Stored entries
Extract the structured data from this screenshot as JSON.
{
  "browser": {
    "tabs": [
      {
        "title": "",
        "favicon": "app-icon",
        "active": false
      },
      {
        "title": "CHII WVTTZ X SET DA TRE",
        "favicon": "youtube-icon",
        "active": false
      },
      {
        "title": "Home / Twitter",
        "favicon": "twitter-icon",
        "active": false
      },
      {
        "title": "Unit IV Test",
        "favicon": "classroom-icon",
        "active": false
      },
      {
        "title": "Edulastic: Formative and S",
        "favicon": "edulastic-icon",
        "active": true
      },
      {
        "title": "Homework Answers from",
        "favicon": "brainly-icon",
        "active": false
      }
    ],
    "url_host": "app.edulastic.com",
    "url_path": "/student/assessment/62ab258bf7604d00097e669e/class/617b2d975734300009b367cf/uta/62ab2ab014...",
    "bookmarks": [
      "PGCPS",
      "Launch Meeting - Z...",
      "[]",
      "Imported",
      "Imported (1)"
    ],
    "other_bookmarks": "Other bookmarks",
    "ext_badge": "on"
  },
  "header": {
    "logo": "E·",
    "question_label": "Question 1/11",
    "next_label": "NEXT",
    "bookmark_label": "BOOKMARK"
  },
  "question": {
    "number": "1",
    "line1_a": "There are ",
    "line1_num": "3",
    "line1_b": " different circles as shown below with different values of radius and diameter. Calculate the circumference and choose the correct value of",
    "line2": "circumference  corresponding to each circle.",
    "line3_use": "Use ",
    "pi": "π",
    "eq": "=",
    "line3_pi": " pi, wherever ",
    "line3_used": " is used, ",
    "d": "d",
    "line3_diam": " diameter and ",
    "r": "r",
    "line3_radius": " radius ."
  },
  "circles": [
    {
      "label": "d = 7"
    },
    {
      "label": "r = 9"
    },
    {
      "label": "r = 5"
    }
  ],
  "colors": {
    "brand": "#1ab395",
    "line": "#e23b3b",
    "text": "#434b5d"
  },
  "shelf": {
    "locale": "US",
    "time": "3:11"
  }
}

- STATED PROBLEM -
Copy out each record exactly as given, omitting none.

- RESULT -
Extract the structured data from this screenshot as JSON.
{
  "browser": {
    "tabs": [
      {
        "title": "",
        "favicon": "app-icon",
        "active": false
      },
      {
        "title": "CHII WVTTZ X SET DA TRE",
        "favicon": "youtube-icon",
        "active": false
      },
      {
        "title": "Home / Twitter",
        "favicon": "twitter-icon",
        "active": false
      },
      {
        "title": "Unit IV Test",
        "favicon": "classroom-icon",
        "active": false
      },
      {
        "title": "Edulastic: Formative and S",
        "favicon": "edulastic-icon",
        "active": true
      },
      {
        "title": "Homework Answers from",
        "favicon": "brainly-icon",
        "active": false
      }
    ],
    "url_host": "app.edulastic.com",
    "url_path": "/student/assessment/62ab258bf7604d00097e669e/class/617b2d975734300009b367cf/uta/62ab2ab014...",
    "bookmarks": [
      "PGCPS",
      "Launch Meeting - Z...",
      "[]",
      "Imported",
      "Imported (1)"
    ],
    "other_bookmarks": "Other bookmarks",
    "ext_badge": "on"
  },
  "header": {
    "logo": "E·",
    "question_label": "Question 1/11",
    "next_label": "NEXT",
    "bookmark_label": "BOOKMARK"
  },
  "question": {
    "number": "1",
    "line1_a": "There are ",
    "line1_num": "3",
    "line1_b": " different circles as shown below with different values of radius and diameter. Calculate the circumference and choose the correct value of",
    "line2": "circumference  corresponding to each circle.",
    "line3_use": "Use ",
    "pi": "π",
    "eq": "=",
    "line3_pi": " pi, wherever ",
    "line3_used": " is used, ",
    "d": "d",
    "line3_diam": " diameter and ",
    "r": "r",
    "line3_radius": " radius ."
  },
  "circles": [
    {
      "label": "d = 7"
    },
    {
      "label": "r = 9"
    },
    {
      "label": "r = 5"
    }
  ],
  "colors": {
    "brand": "#1ab395",
    "line": "#e23b3b",
    "text": "#434b5d"
  },
  "shelf": {
    "locale": "US",
    "time": "3:11"
  }
}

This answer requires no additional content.